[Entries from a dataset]
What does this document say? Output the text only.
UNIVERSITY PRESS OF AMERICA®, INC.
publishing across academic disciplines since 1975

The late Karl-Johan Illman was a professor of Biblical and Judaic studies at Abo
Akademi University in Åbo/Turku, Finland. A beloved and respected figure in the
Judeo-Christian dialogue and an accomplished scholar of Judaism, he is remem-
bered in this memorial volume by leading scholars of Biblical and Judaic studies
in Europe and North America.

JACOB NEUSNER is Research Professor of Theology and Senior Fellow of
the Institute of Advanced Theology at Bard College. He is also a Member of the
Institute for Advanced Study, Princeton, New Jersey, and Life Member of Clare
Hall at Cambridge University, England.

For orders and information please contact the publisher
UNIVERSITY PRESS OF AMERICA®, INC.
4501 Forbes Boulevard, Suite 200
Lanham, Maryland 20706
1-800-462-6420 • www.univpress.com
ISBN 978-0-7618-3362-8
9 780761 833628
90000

■ **What this task involves**
Go through the material line by line. Show each line that contains the string "Judaic".

■ **Response to this exercise**
The late Karl-Johan Illman was a professor of Biblical and Judaic studies at Abo
bered in this memorial volume by leading scholars of Biblical and Judaic studies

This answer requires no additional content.